[Data entries for graphics]
━━━
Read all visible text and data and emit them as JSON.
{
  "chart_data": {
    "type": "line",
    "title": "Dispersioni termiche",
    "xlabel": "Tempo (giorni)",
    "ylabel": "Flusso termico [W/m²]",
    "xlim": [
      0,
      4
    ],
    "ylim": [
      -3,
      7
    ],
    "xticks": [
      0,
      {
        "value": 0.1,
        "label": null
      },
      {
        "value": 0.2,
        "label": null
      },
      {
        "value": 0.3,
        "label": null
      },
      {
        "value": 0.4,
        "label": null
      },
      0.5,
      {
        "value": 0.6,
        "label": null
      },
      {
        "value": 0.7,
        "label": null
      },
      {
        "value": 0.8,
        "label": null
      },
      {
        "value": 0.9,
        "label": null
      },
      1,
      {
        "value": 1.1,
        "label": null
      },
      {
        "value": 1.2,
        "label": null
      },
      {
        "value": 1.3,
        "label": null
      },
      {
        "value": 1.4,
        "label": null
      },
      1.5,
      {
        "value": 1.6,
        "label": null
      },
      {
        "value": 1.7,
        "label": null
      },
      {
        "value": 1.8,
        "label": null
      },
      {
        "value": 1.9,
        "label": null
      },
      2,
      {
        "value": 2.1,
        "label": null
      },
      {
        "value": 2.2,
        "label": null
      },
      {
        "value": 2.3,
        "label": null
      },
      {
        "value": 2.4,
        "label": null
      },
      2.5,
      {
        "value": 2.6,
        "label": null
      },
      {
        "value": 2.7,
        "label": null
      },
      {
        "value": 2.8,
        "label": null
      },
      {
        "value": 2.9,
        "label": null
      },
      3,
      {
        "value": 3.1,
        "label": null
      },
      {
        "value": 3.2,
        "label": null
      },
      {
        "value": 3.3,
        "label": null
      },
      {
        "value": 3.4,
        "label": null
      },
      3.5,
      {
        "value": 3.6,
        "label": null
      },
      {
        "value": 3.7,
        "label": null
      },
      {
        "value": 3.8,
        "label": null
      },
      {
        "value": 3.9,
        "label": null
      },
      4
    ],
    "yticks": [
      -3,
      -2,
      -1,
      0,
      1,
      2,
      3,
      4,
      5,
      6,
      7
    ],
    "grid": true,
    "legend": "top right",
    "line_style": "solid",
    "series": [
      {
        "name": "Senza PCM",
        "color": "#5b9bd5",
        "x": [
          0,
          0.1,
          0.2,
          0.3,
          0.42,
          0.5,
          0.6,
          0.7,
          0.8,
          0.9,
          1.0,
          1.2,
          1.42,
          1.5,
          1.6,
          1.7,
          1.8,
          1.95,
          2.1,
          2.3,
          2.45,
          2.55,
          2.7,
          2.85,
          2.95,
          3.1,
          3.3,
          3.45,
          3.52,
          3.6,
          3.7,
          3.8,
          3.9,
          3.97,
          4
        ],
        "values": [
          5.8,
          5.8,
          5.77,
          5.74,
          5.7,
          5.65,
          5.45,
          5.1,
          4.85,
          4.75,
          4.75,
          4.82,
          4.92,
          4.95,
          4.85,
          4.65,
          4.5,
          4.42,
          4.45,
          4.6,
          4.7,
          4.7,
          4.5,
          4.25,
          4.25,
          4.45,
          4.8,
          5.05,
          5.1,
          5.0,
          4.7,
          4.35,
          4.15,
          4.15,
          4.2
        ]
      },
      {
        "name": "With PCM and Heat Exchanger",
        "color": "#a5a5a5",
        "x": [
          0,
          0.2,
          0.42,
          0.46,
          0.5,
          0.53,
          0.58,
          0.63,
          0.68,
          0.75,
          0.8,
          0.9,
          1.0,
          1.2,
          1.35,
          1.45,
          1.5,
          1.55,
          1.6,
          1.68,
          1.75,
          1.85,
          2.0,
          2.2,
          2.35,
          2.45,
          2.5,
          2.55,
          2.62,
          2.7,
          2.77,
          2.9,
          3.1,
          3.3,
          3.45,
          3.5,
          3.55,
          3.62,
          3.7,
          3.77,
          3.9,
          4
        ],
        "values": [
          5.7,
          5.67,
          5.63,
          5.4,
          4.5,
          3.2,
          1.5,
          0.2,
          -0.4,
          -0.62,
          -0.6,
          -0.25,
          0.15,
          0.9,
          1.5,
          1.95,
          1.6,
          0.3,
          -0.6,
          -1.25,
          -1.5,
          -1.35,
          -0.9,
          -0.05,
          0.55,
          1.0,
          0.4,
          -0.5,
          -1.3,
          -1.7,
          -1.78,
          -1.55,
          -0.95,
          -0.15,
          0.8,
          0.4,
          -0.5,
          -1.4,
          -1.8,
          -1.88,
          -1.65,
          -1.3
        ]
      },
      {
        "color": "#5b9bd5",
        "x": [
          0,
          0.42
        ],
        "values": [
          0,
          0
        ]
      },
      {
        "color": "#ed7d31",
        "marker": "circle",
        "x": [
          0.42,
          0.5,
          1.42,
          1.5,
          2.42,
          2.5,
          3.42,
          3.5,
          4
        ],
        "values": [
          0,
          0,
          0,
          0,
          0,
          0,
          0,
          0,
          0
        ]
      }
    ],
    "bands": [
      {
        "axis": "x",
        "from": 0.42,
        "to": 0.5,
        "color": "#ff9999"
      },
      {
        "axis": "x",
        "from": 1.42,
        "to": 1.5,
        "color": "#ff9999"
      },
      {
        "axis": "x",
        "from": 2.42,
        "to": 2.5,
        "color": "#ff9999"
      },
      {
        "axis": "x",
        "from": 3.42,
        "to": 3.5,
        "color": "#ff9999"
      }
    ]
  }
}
━━━
◆ Exercise brief: Return every line exactly.

◆ Problem solution:
Read all visible text and data and emit them as JSON.
{
  "chart_data": {
    "type": "line",
    "title": "Dispersioni termiche",
    "xlabel": "Tempo (giorni)",
    "ylabel": "Flusso termico [W/m²]",
    "xlim": [
      0,
      4
    ],
    "ylim": [
      -3,
      7
    ],
    "xticks": [
      0,
      {
        "value": 0.1,
        "label": null
      },
      {
        "value": 0.2,
        "label": null
      },
      {
        "value": 0.3,
        "label": null
      },
      {
        "value": 0.4,
        "label": null
      },
      0.5,
      {
        "value": 0.6,
        "label": null
      },
      {
        "value": 0.7,
        "label": null
      },
      {
        "value": 0.8,
        "label": null
      },
      {
        "value": 0.9,
        "label": null
      },
      1,
      {
        "value": 1.1,
        "label": null
      },
      {
        "value": 1.2,
        "label": null
      },
      {
        "value": 1.3,
        "label": null
      },
      {
        "value": 1.4,
        "label": null
      },
      1.5,
      {
        "value": 1.6,
        "label": null
      },
      {
        "value": 1.7,
        "label": null
      },
      {
        "value": 1.8,
        "label": null
      },
      {
        "value": 1.9,
        "label": null
      },
      2,
      {
        "value": 2.1,
        "label": null
      },
      {
        "value": 2.2,
        "label": null
      },
      {
        "value": 2.3,
        "label": null
      },
      {
        "value": 2.4,
        "label": null
      },
      2.5,
      {
        "value": 2.6,
        "label": null
      },
      {
        "value": 2.7,
        "label": null
      },
      {
        "value": 2.8,
        "label": null
      },
      {
        "value": 2.9,
        "label": null
      },
      3,
      {
        "value": 3.1,
        "label": null
      },
      {
        "value": 3.2,
        "label": null
      },
      {
        "value": 3.3,
        "label": null
      },
      {
        "value": 3.4,
        "label": null
      },
      3.5,
      {
        "value": 3.6,
        "label": null
      },
      {
        "value": 3.7,
        "label": null
      },
      {
        "value": 3.8,
        "label": null
      },
      {
        "value": 3.9,
        "label": null
      },
      4
    ],
    "yticks": [
      -3,
      -2,
      -1,
      0,
      1,
      2,
      3,
      4,
      5,
      6,
      7
    ],
    "grid": true,
    "legend": "top right",
    "line_style": "solid",
    "series": [
      {
        "name": "Senza PCM",
        "color": "#5b9bd5",
        "x": [
          0,
          0.1,
          0.2,
          0.3,
          0.42,
          0.5,
          0.6,
          0.7,
          0.8,
          0.9,
          1.0,
          1.2,
          1.42,
          1.5,
          1.6,
          1.7,
          1.8,
          1.95,
          2.1,
          2.3,
          2.45,
          2.55,
          2.7,
          2.85,
          2.95,
          3.1,
          3.3,
          3.45,
          3.52,
          3.6,
          3.7,
          3.8,
          3.9,
          3.97,
          4
        ],
        "values": [
          5.8,
          5.8,
          5.77,
          5.74,
          5.7,
          5.65,
          5.45,
          5.1,
          4.85,
          4.75,
          4.75,
          4.82,
          4.92,
          4.95,
          4.85,
          4.65,
          4.5,
          4.42,
          4.45,
          4.6,
          4.7,
          4.7,
          4.5,
          4.25,
          4.25,
          4.45,
          4.8,
          5.05,
          5.1,
          5.0,
          4.7,
          4.35,
          4.15,
          4.15,
          4.2
        ]
      },
      {
        "name": "With PCM and Heat Exchanger",
        "color": "#a5a5a5",
        "x": [
          0,
          0.2,
          0.42,
          0.46,
          0.5,
          0.53,
          0.58,
          0.63,
          0.68,
          0.75,
          0.8,
          0.9,
          1.0,
          1.2,
          1.35,
          1.45,
          1.5,
          1.55,
          1.6,
          1.68,
          1.75,
          1.85,
          2.0,
          2.2,
          2.35,
          2.45,
          2.5,
          2.55,
          2.62,
          2.7,
          2.77,
          2.9,
          3.1,
          3.3,
          3.45,
          3.5,
          3.55,
          3.62,
          3.7,
          3.77,
          3.9,
          4
        ],
        "values": [
          5.7,
          5.67,
          5.63,
          5.4,
          4.5,
          3.2,
          1.5,
          0.2,
          -0.4,
          -0.62,
          -0.6,
          -0.25,
          0.15,
          0.9,
          1.5,
          1.95,
          1.6,
          0.3,
          -0.6,
          -1.25,
          -1.5,
          -1.35,
          -0.9,
          -0.05,
          0.55,
          1.0,
          0.4,
          -0.5,
          -1.3,
          -1.7,
          -1.78,
          -1.55,
          -0.95,
          -0.15,
          0.8,
          0.4,
          -0.5,
          -1.4,
          -1.8,
          -1.88,
          -1.65,
          -1.3
        ]
      },
      {
        "color": "#5b9bd5",
        "x": [
          0,
          0.42
        ],
        "values": [
          0,
          0
        ]
      },
      {
        "color": "#ed7d31",
        "marker": "circle",
        "x": [
          0.42,
          0.5,
          1.42,
          1.5,
          2.42,
          2.5,
          3.42,
          3.5,
          4
        ],
        "values": [
          0,
          0,
          0,
          0,
          0,
          0,
          0,
          0,
          0
        ]
      }
    ],
    "bands": [
      {
        "axis": "x",
        "from": 0.42,
        "to": 0.5,
        "color": "#ff9999"
      },
      {
        "axis": "x",
        "from": 1.42,
        "to": 1.5,
        "color": "#ff9999"
      },
      {
        "axis": "x",
        "from": 2.42,
        "to": 2.5,
        "color": "#ff9999"
      },
      {
        "axis": "x",
        "from": 3.42,
        "to": 3.5,
        "color": "#ff9999"
      }
    ]
  }
}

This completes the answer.